Omit the pictures, please, and give each record below again exactly.

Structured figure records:
-----

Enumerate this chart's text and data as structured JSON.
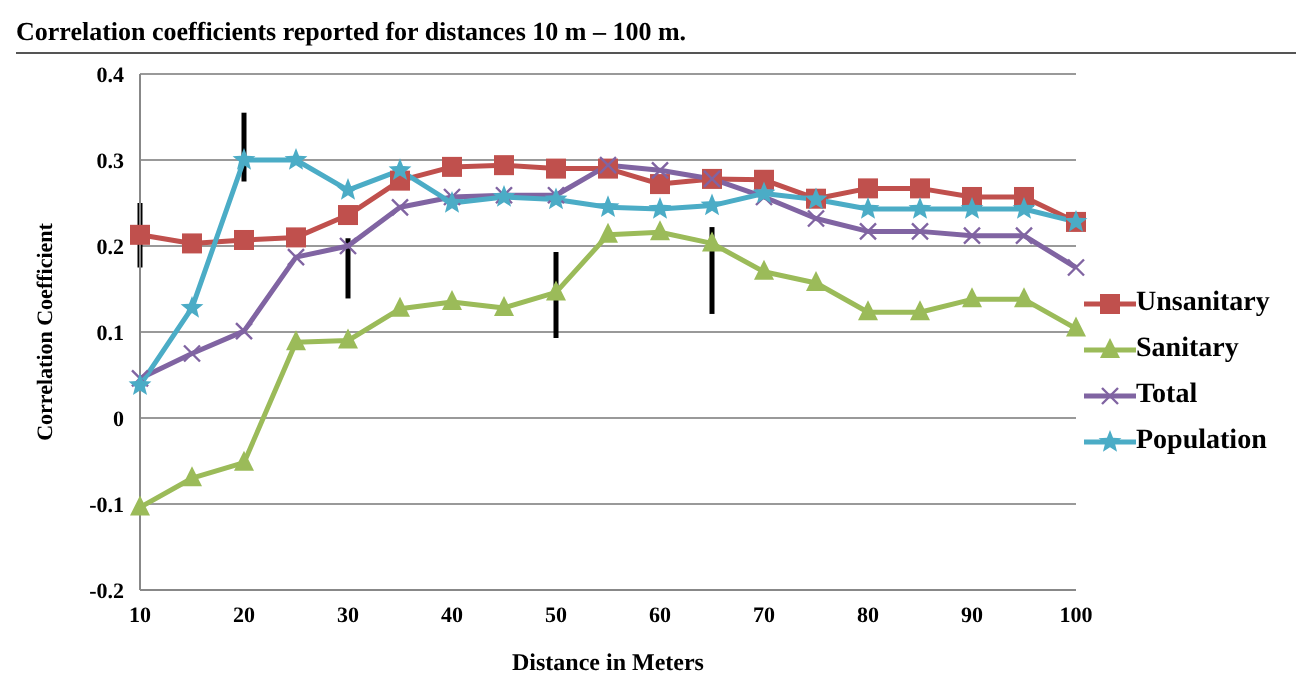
{
  "chart_data": {
    "type": "line",
    "title": "Correlation coefficients reported for distances 10 m – 100 m.",
    "xlabel": "Distance in Meters",
    "ylabel": "Correlation Coefficient",
    "categories": [
      "10",
      null,
      "20",
      null,
      "30",
      null,
      "40",
      null,
      "50",
      null,
      "60",
      null,
      "70",
      null,
      "80",
      null,
      "90",
      null,
      "100"
    ],
    "ylim": [
      -0.2,
      0.4
    ],
    "yticks": [
      -0.2,
      -0.1,
      0,
      0.1,
      0.2,
      0.3,
      0.4
    ],
    "grid": "y",
    "legend": "right",
    "series": [
      {
        "name": "Unsanitary",
        "color": "#c0504d",
        "marker": "square",
        "values": [
          0.213,
          0.203,
          0.207,
          0.21,
          0.236,
          0.276,
          0.292,
          0.294,
          0.29,
          0.29,
          0.272,
          0.278,
          0.277,
          0.255,
          0.267,
          0.267,
          0.257,
          0.257,
          0.228
        ],
        "errors": [
          [
            0.175,
            0.25
          ],
          null,
          null,
          null,
          null,
          null,
          null,
          null,
          null,
          null,
          null,
          null,
          null,
          null,
          null,
          null,
          null,
          null,
          null
        ]
      },
      {
        "name": "Sanitary",
        "color": "#9bbb59",
        "marker": "triangle",
        "values": [
          -0.104,
          -0.07,
          -0.052,
          0.088,
          0.09,
          0.127,
          0.135,
          0.128,
          0.146,
          0.213,
          0.216,
          0.203,
          0.17,
          0.157,
          0.123,
          0.123,
          0.138,
          0.138,
          0.104
        ],
        "errors": [
          null,
          null,
          null,
          null,
          null,
          null,
          null,
          null,
          [
            0.093,
            0.193
          ],
          null,
          null,
          [
            0.121,
            0.222
          ],
          null,
          null,
          null,
          null,
          null,
          null,
          null
        ]
      },
      {
        "name": "Total",
        "color": "#8064a2",
        "marker": "cross",
        "values": [
          0.046,
          0.075,
          0.101,
          0.187,
          0.2,
          0.245,
          0.257,
          0.259,
          0.259,
          0.294,
          0.288,
          0.278,
          0.257,
          0.232,
          0.217,
          0.217,
          0.212,
          0.212,
          0.175
        ],
        "errors": [
          null,
          null,
          null,
          null,
          [
            0.139,
            0.209
          ],
          null,
          null,
          null,
          null,
          null,
          null,
          null,
          null,
          null,
          null,
          null,
          null,
          null,
          null
        ]
      },
      {
        "name": "Population",
        "color": "#4bacc6",
        "marker": "star",
        "values": [
          0.038,
          0.128,
          0.3,
          0.3,
          0.265,
          0.288,
          0.25,
          0.257,
          0.254,
          0.245,
          0.243,
          0.247,
          0.261,
          0.254,
          0.243,
          0.243,
          0.243,
          0.243,
          0.228
        ],
        "errors": [
          null,
          null,
          [
            0.275,
            0.355
          ],
          null,
          null,
          null,
          null,
          null,
          null,
          null,
          null,
          null,
          null,
          null,
          null,
          null,
          null,
          null,
          null
        ]
      }
    ]
  }
}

-----

» Worked solution:
Enumerate this chart's text and data as structured JSON.
{
  "chart_data": {
    "type": "line",
    "title": "Correlation coefficients reported for distances 10 m – 100 m.",
    "xlabel": "Distance in Meters",
    "ylabel": "Correlation Coefficient",
    "categories": [
      "10",
      null,
      "20",
      null,
      "30",
      null,
      "40",
      null,
      "50",
      null,
      "60",
      null,
      "70",
      null,
      "80",
      null,
      "90",
      null,
      "100"
    ],
    "ylim": [
      -0.2,
      0.4
    ],
    "yticks": [
      -0.2,
      -0.1,
      0,
      0.1,
      0.2,
      0.3,
      0.4
    ],
    "grid": "y",
    "legend": "right",
    "series": [
      {
        "name": "Unsanitary",
        "color": "#c0504d",
        "marker": "square",
        "values": [
          0.213,
          0.203,
          0.207,
          0.21,
          0.236,
          0.276,
          0.292,
          0.294,
          0.29,
          0.29,
          0.272,
          0.278,
          0.277,
          0.255,
          0.267,
          0.267,
          0.257,
          0.257,
          0.228
        ],
        "errors": [
          [
            0.175,
            0.25
          ],
          null,
          null,
          null,
          null,
          null,
          null,
          null,
          null,
          null,
          null,
          null,
          null,
          null,
          null,
          null,
          null,
          null,
          null
        ]
      },
      {
        "name": "Sanitary",
        "color": "#9bbb59",
        "marker": "triangle",
        "values": [
          -0.104,
          -0.07,
          -0.052,
          0.088,
          0.09,
          0.127,
          0.135,
          0.128,
          0.146,
          0.213,
          0.216,
          0.203,
          0.17,
          0.157,
          0.123,
          0.123,
          0.138,
          0.138,
          0.104
        ],
        "errors": [
          null,
          null,
          null,
          null,
          null,
          null,
          null,
          null,
          [
            0.093,
            0.193
          ],
          null,
          null,
          [
            0.121,
            0.222
          ],
          null,
          null,
          null,
          null,
          null,
          null,
          null
        ]
      },
      {
        "name": "Total",
        "color": "#8064a2",
        "marker": "cross",
        "values": [
          0.046,
          0.075,
          0.101,
          0.187,
          0.2,
          0.245,
          0.257,
          0.259,
          0.259,
          0.294,
          0.288,
          0.278,
          0.257,
          0.232,
          0.217,
          0.217,
          0.212,
          0.212,
          0.175
        ],
        "errors": [
          null,
          null,
          null,
          null,
          [
            0.139,
            0.209
          ],
          null,
          null,
          null,
          null,
          null,
          null,
          null,
          null,
          null,
          null,
          null,
          null,
          null,
          null
        ]
      },
      {
        "name": "Population",
        "color": "#4bacc6",
        "marker": "star",
        "values": [
          0.038,
          0.128,
          0.3,
          0.3,
          0.265,
          0.288,
          0.25,
          0.257,
          0.254,
          0.245,
          0.243,
          0.247,
          0.261,
          0.254,
          0.243,
          0.243,
          0.243,
          0.243,
          0.228
        ],
        "errors": [
          null,
          null,
          [
            0.275,
            0.355
          ],
          null,
          null,
          null,
          null,
          null,
          null,
          null,
          null,
          null,
          null,
          null,
          null,
          null,
          null,
          null,
          null
        ]
      }
    ]
  }
}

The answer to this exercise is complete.